## Given request
Copy the full set of lines exactly as given.

## The data
BEGIN
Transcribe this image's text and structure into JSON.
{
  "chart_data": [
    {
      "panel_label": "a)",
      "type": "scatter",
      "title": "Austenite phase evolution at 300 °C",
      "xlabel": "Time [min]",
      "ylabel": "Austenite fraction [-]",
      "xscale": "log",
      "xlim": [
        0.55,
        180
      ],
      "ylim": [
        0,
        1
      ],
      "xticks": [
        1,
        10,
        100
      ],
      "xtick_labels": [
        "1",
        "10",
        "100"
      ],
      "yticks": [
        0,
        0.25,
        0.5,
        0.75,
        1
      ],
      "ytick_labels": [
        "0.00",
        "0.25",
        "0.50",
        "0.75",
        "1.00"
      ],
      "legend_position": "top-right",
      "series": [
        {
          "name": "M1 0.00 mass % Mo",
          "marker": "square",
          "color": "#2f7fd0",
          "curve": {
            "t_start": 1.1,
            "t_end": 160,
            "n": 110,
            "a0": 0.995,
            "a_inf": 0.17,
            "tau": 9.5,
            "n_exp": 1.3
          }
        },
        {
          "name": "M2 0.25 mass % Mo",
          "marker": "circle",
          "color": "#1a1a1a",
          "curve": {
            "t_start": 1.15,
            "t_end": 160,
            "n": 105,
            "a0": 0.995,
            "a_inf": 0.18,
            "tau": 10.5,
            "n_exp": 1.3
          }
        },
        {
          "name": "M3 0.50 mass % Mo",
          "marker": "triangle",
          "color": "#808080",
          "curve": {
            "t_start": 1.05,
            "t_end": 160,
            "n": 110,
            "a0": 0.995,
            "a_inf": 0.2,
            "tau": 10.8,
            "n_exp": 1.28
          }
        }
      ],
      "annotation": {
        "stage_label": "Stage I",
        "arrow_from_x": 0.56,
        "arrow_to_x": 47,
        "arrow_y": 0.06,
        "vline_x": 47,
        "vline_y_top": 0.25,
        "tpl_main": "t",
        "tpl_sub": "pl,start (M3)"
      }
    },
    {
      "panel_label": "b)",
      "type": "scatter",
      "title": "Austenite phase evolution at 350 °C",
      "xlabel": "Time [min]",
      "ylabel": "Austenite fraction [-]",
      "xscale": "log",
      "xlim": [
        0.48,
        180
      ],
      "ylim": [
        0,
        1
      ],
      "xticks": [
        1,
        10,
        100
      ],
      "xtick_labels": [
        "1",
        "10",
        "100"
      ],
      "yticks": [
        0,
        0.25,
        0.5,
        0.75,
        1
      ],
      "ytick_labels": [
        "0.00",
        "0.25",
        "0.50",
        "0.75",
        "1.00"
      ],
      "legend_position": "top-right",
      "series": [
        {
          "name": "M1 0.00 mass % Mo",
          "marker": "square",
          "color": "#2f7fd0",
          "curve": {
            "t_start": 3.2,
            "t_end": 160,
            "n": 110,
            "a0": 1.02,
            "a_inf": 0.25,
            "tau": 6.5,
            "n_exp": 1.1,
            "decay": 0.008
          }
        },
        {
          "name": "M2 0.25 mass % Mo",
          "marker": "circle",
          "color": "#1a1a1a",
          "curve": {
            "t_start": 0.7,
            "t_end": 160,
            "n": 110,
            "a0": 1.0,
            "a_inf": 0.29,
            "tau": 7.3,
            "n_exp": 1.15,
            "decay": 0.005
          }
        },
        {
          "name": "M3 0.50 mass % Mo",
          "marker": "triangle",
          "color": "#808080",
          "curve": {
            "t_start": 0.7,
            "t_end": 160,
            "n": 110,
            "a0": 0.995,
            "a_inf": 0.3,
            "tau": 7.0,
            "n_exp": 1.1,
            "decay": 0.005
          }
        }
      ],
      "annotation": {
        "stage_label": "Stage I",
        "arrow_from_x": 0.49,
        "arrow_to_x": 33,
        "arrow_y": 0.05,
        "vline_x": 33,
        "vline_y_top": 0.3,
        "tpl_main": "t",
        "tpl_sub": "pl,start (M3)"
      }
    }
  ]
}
END
## In response
Transcribe this image's text and structure into JSON.
{
  "chart_data": [
    {
      "panel_label": "a)",
      "type": "scatter",
      "title": "Austenite phase evolution at 300 °C",
      "xlabel": "Time [min]",
      "ylabel": "Austenite fraction [-]",
      "xscale": "log",
      "xlim": [
        0.55,
        180
      ],
      "ylim": [
        0,
        1
      ],
      "xticks": [
        1,
        10,
        100
      ],
      "xtick_labels": [
        "1",
        "10",
        "100"
      ],
      "yticks": [
        0,
        0.25,
        0.5,
        0.75,
        1
      ],
      "ytick_labels": [
        "0.00",
        "0.25",
        "0.50",
        "0.75",
        "1.00"
      ],
      "legend_position": "top-right",
      "series": [
        {
          "name": "M1 0.00 mass % Mo",
          "marker": "square",
          "color": "#2f7fd0",
          "curve": {
            "t_start": 1.1,
            "t_end": 160,
            "n": 110,
            "a0": 0.995,
            "a_inf": 0.17,
            "tau": 9.5,
            "n_exp": 1.3
          }
        },
        {
          "name": "M2 0.25 mass % Mo",
          "marker": "circle",
          "color": "#1a1a1a",
          "curve": {
            "t_start": 1.15,
            "t_end": 160,
            "n": 105,
            "a0": 0.995,
            "a_inf": 0.18,
            "tau": 10.5,
            "n_exp": 1.3
          }
        },
        {
          "name": "M3 0.50 mass % Mo",
          "marker": "triangle",
          "color": "#808080",
          "curve": {
            "t_start": 1.05,
            "t_end": 160,
            "n": 110,
            "a0": 0.995,
            "a_inf": 0.2,
            "tau": 10.8,
            "n_exp": 1.28
          }
        }
      ],
      "annotation": {
        "stage_label": "Stage I",
        "arrow_from_x": 0.56,
        "arrow_to_x": 47,
        "arrow_y": 0.06,
        "vline_x": 47,
        "vline_y_top": 0.25,
        "tpl_main": "t",
        "tpl_sub": "pl,start (M3)"
      }
    },
    {
      "panel_label": "b)",
      "type": "scatter",
      "title": "Austenite phase evolution at 350 °C",
      "xlabel": "Time [min]",
      "ylabel": "Austenite fraction [-]",
      "xscale": "log",
      "xlim": [
        0.48,
        180
      ],
      "ylim": [
        0,
        1
      ],
      "xticks": [
        1,
        10,
        100
      ],
      "xtick_labels": [
        "1",
        "10",
        "100"
      ],
      "yticks": [
        0,
        0.25,
        0.5,
        0.75,
        1
      ],
      "ytick_labels": [
        "0.00",
        "0.25",
        "0.50",
        "0.75",
        "1.00"
      ],
      "legend_position": "top-right",
      "series": [
        {
          "name": "M1 0.00 mass % Mo",
          "marker": "square",
          "color": "#2f7fd0",
          "curve": {
            "t_start": 3.2,
            "t_end": 160,
            "n": 110,
            "a0": 1.02,
            "a_inf": 0.25,
            "tau": 6.5,
            "n_exp": 1.1,
            "decay": 0.008
          }
        },
        {
          "name": "M2 0.25 mass % Mo",
          "marker": "circle",
          "color": "#1a1a1a",
          "curve": {
            "t_start": 0.7,
            "t_end": 160,
            "n": 110,
            "a0": 1.0,
            "a_inf": 0.29,
            "tau": 7.3,
            "n_exp": 1.15,
            "decay": 0.005
          }
        },
        {
          "name": "M3 0.50 mass % Mo",
          "marker": "triangle",
          "color": "#808080",
          "curve": {
            "t_start": 0.7,
            "t_end": 160,
            "n": 110,
            "a0": 0.995,
            "a_inf": 0.3,
            "tau": 7.0,
            "n_exp": 1.1,
            "decay": 0.005
          }
        }
      ],
      "annotation": {
        "stage_label": "Stage I",
        "arrow_from_x": 0.49,
        "arrow_to_x": 33,
        "arrow_y": 0.05,
        "vline_x": 33,
        "vline_y_top": 0.3,
        "tpl_main": "t",
        "tpl_sub": "pl,start (M3)"
      }
    }
  ]
}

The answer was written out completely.